■ THE PROBLEM
Copy each line of the material below that includes the string "text".

■ RECORDS PROVIDED
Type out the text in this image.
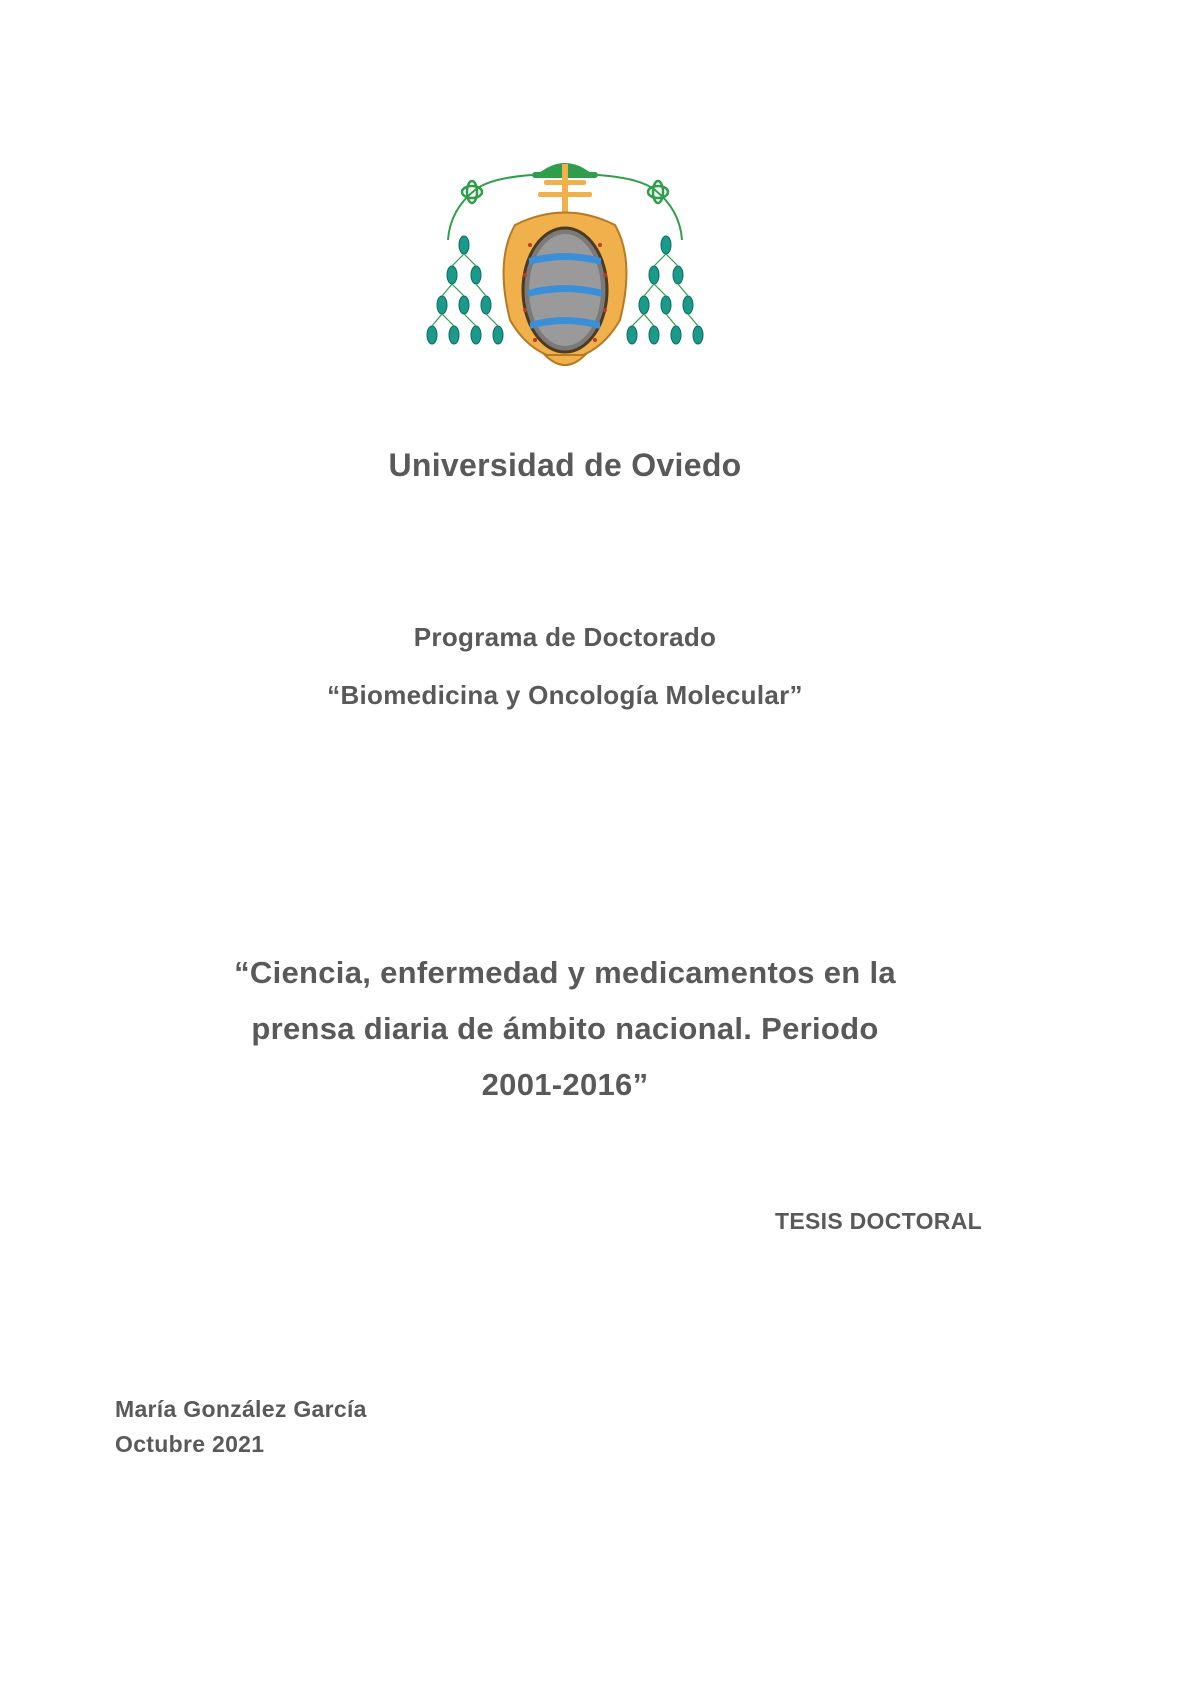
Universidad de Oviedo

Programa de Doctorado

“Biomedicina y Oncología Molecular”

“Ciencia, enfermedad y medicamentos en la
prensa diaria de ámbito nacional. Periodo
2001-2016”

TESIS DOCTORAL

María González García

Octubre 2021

...

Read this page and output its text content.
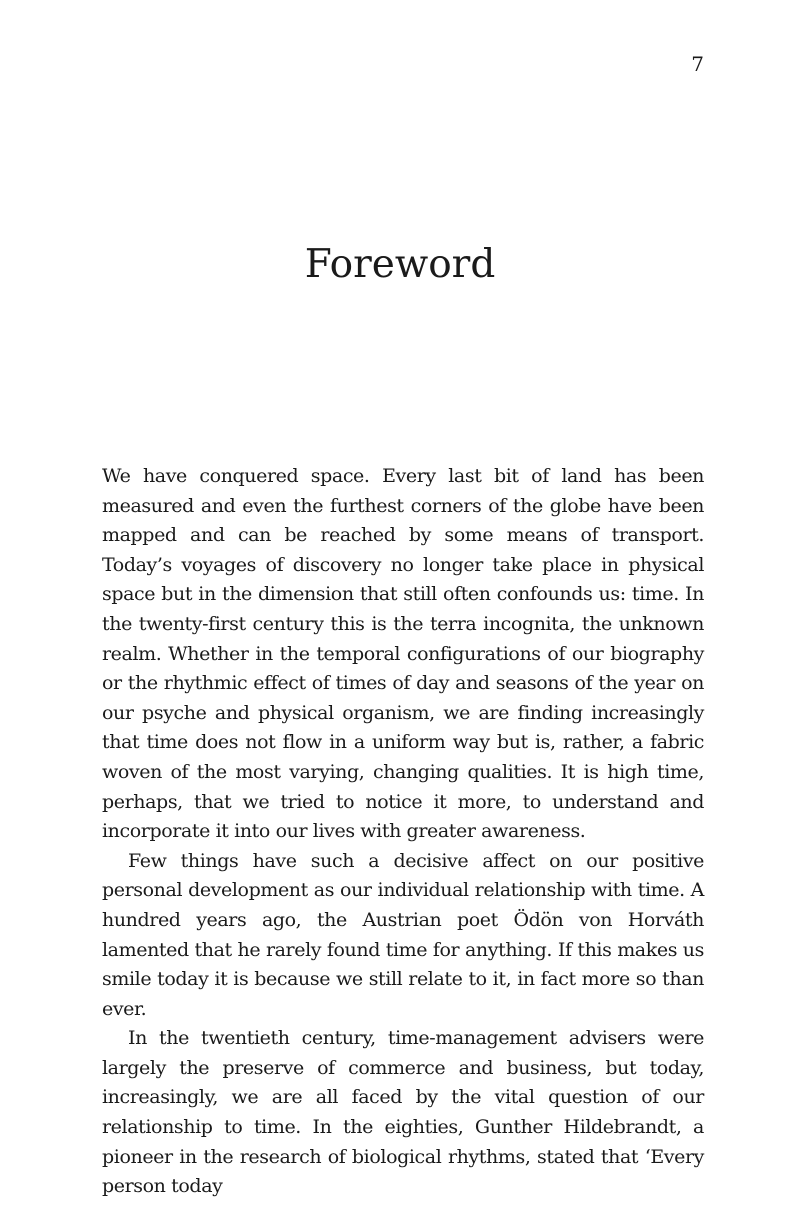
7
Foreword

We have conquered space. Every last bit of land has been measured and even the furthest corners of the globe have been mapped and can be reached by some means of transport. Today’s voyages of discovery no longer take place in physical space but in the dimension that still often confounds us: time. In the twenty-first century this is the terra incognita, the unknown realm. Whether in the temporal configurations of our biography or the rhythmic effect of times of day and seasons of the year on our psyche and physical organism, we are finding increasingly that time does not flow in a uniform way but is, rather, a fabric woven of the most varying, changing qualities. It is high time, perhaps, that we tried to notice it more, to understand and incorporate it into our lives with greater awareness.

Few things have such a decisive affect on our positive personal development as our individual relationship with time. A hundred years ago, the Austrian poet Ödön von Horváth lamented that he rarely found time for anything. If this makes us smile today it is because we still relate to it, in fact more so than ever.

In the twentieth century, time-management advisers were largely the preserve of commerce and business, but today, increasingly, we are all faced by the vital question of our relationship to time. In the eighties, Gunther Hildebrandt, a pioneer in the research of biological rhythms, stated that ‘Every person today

■ ANSWER FOR THIS EXERCISE
Type out the text in this image.
Read this page and output its text content.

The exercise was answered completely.